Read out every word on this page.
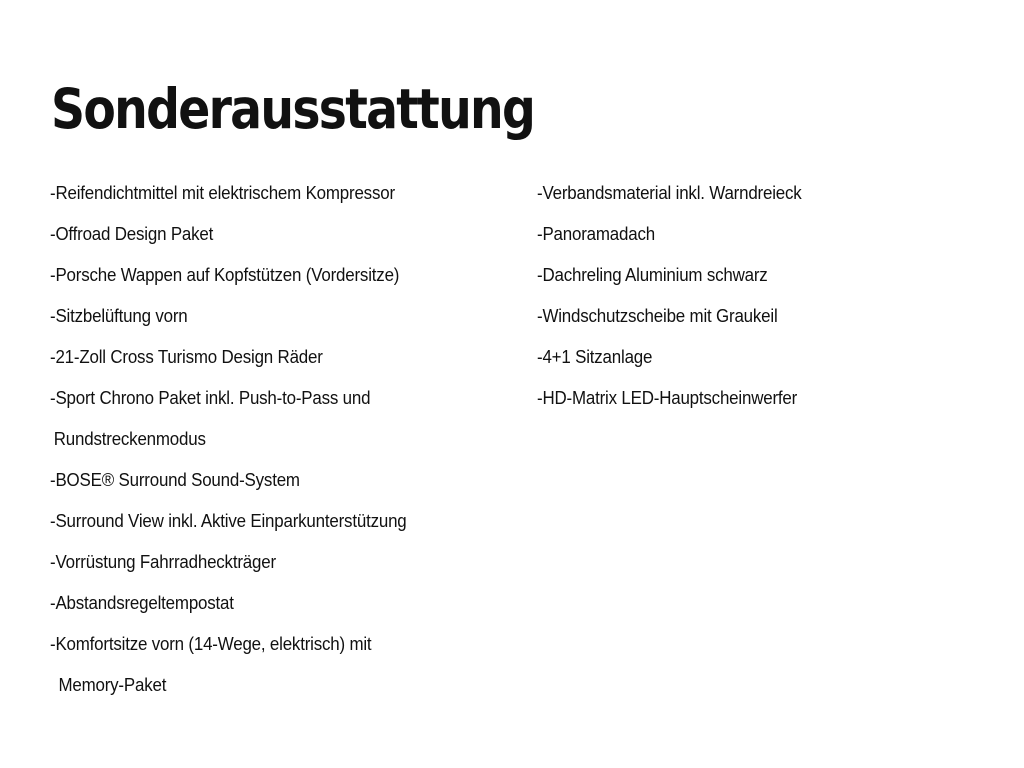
Sonderausstattung
-Reifendichtmittel mit elektrischem Kompressor
-Offroad Design Paket
-Porsche Wappen auf Kopfstützen (Vordersitze)
-Sitzbelüftung vorn
-21-Zoll Cross Turismo Design Räder
-Sport Chrono Paket inkl. Push-to-Pass und
Rundstreckenmodus
-BOSE® Surround Sound-System
-Surround View inkl. Aktive Einparkunterstützung
-Vorrüstung Fahrradheckträger
-Abstandsregeltempostat
-Komfortsitze vorn (14-Wege, elektrisch) mit
Memory-Paket
-Verbandsmaterial inkl. Warndreieck
-Panoramadach
-Dachreling Aluminium schwarz
-Windschutzscheibe mit Graukeil
-4+1 Sitzanlage
-HD-Matrix LED-Hauptscheinwerfer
··········
#### What is being asked
Return the material exactly as given, apart from the pictures.

#### Response to the task
Read out every word on this page.
Sonderausstattung
-Reifendichtmittel mit elektrischem Kompressor
-Offroad Design Paket
-Porsche Wappen auf Kopfstützen (Vordersitze)
-Sitzbelüftung vorn
-21-Zoll Cross Turismo Design Räder
-Sport Chrono Paket inkl. Push-to-Pass und
Rundstreckenmodus
-BOSE® Surround Sound-System
-Surround View inkl. Aktive Einparkunterstützung
-Vorrüstung Fahrradheckträger
-Abstandsregeltempostat
-Komfortsitze vorn (14-Wege, elektrisch) mit
Memory-Paket
-Verbandsmaterial inkl. Warndreieck
-Panoramadach
-Dachreling Aluminium schwarz
-Windschutzscheibe mit Graukeil
-4+1 Sitzanlage
-HD-Matrix LED-Hauptscheinwerfer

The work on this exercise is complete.